• [WHAT THE TASK REQUIRES] Where the data below has the string "switches", return the whole line.

— START RECORDS FOR PROCESSING —

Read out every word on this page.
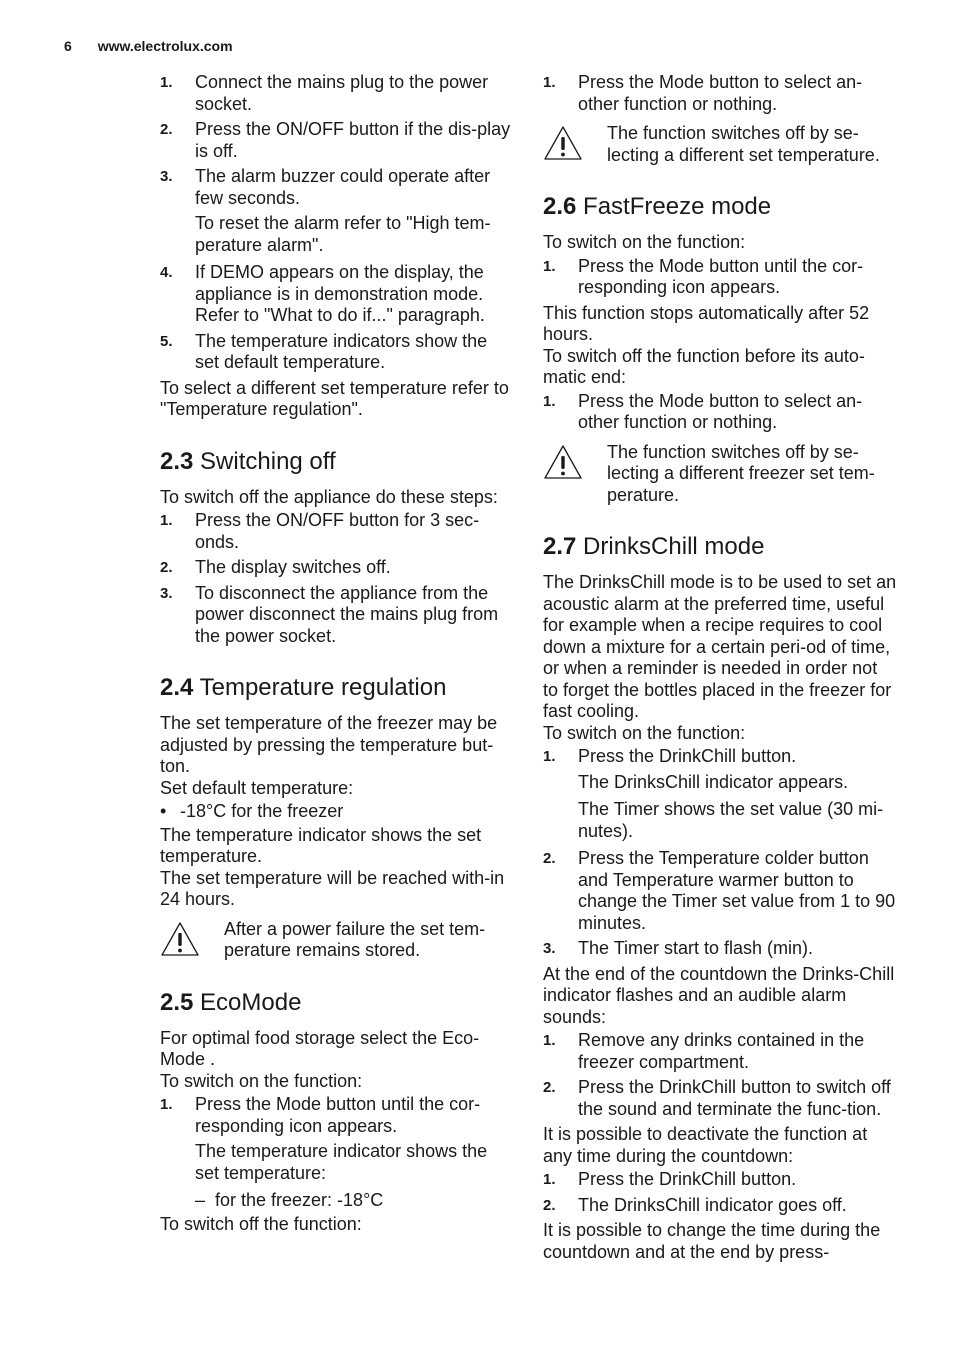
6 www.electrolux.com
1.	Connect the mains plug to the power socket.
2.	Press the ON/OFF button if the dis-play is off.
3.	The alarm buzzer could operate after few seconds.
To reset the alarm refer to "High tem-perature alarm".
4.	If DEMO appears on the display, the appliance is in demonstration mode. Refer to "What to do if..." paragraph.
5.	The temperature indicators show the set default temperature.

To select a different set temperature refer to "Temperature regulation".

2.3 Switching off

To switch off the appliance do these steps:

1.	Press the ON/OFF button for 3 sec-onds.
2.	The display switches off.
3.	To disconnect the appliance from the power disconnect the mains plug from the power socket.
2.4 Temperature regulation

The set temperature of the freezer may be adjusted by pressing the temperature but-ton.

Set default temperature:

• -18°C for the freezer

The temperature indicator shows the set temperature.

The set temperature will be reached with-in 24 hours.

After a power failure the set tem-perature remains stored.
2.5 EcoMode

For optimal food storage select the Eco-Mode .

To switch on the function:

1.	Press the Mode button until the cor-responding icon appears.
The temperature indicator shows the set temperature:
– for the freezer: -18°C

To switch off the function:

1.	Press the Mode button to select an-other function or nothing.
The function switches off by se-lecting a different set temperature.
2.6 FastFreeze mode

To switch on the function:

1.	Press the Mode button until the cor-responding icon appears.

This function stops automatically after 52 hours.

To switch off the function before its auto-matic end:

1.	Press the Mode button to select an-other function or nothing.
The function switches off by se-lecting a different freezer set tem-perature.
2.7 DrinksChill mode

The DrinksChill mode is to be used to set an acoustic alarm at the preferred time, useful for example when a recipe requires to cool down a mixture for a certain peri-od of time, or when a reminder is needed in order not to forget the bottles placed in the freezer for fast cooling.

To switch on the function:

1.	Press the DrinkChill button.
The DrinksChill indicator appears.
The Timer shows the set value (30 mi-nutes).
2.	Press the Temperature colder button and Temperature warmer button to change the Timer set value from 1 to 90 minutes.
3.	The Timer start to flash (min).

At the end of the countdown the Drinks-Chill indicator flashes and an audible alarm sounds:

1.	Remove any drinks contained in the freezer compartment.
2.	Press the DrinkChill button to switch off the sound and terminate the func-tion.

It is possible to deactivate the function at any time during the countdown:

1.	Press the DrinkChill button.
2.	The DrinksChill indicator goes off.

It is possible to change the time during the countdown and at the end by press-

— END RECORDS FOR PROCESSING —

• [SOLUTION]
2.	The display switches off.
The function switches off by se-lecting a different set temperature.
The function switches off by se-lecting a different freezer set tem-perature.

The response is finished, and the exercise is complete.